■ **Short exercise**:
Draw out every line with the word "cách" from the listing below.

⁂

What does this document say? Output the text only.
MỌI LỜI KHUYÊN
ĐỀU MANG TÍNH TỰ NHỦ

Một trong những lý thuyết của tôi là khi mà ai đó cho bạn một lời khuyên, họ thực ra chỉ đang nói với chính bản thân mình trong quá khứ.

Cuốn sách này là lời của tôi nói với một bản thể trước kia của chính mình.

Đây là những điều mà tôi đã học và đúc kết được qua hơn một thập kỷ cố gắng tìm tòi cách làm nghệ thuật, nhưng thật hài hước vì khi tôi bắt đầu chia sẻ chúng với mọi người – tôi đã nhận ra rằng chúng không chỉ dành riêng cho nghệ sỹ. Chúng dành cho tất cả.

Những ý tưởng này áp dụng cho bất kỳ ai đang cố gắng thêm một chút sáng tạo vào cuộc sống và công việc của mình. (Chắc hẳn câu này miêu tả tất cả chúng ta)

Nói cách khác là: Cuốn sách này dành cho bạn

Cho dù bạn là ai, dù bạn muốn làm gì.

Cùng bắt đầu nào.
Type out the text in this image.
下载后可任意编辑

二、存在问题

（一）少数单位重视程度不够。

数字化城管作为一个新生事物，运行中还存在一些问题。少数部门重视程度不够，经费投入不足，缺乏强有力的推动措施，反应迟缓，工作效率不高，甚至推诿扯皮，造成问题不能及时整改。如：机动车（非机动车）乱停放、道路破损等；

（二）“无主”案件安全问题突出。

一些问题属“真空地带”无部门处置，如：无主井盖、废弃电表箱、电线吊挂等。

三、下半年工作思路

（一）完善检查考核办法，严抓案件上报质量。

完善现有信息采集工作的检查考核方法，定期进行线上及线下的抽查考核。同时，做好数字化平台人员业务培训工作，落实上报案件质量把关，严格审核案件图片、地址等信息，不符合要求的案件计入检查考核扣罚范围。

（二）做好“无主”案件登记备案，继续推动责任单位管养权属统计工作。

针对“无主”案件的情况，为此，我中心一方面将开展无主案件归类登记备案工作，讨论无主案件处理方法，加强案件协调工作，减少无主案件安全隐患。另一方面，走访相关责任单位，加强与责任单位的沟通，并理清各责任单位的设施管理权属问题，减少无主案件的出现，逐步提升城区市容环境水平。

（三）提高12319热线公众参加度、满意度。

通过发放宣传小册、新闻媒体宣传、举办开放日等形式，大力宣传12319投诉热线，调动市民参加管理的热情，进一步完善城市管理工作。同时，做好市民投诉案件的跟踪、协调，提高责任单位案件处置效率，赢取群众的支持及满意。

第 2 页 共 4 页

⁂

■ **Complete answer**:
Đây là những điều mà tôi đã học và đúc kết được qua hơn một thập kỷ cố gắng tìm tòi cách làm nghệ thuật, nhưng thật hài hước vì khi tôi bắt đầu chia sẻ chúng với mọi người – tôi đã nhận ra rằng chúng không chỉ dành riêng cho nghệ sỹ. Chúng dành cho tất cả.
Nói cách khác là: Cuốn sách này dành cho bạn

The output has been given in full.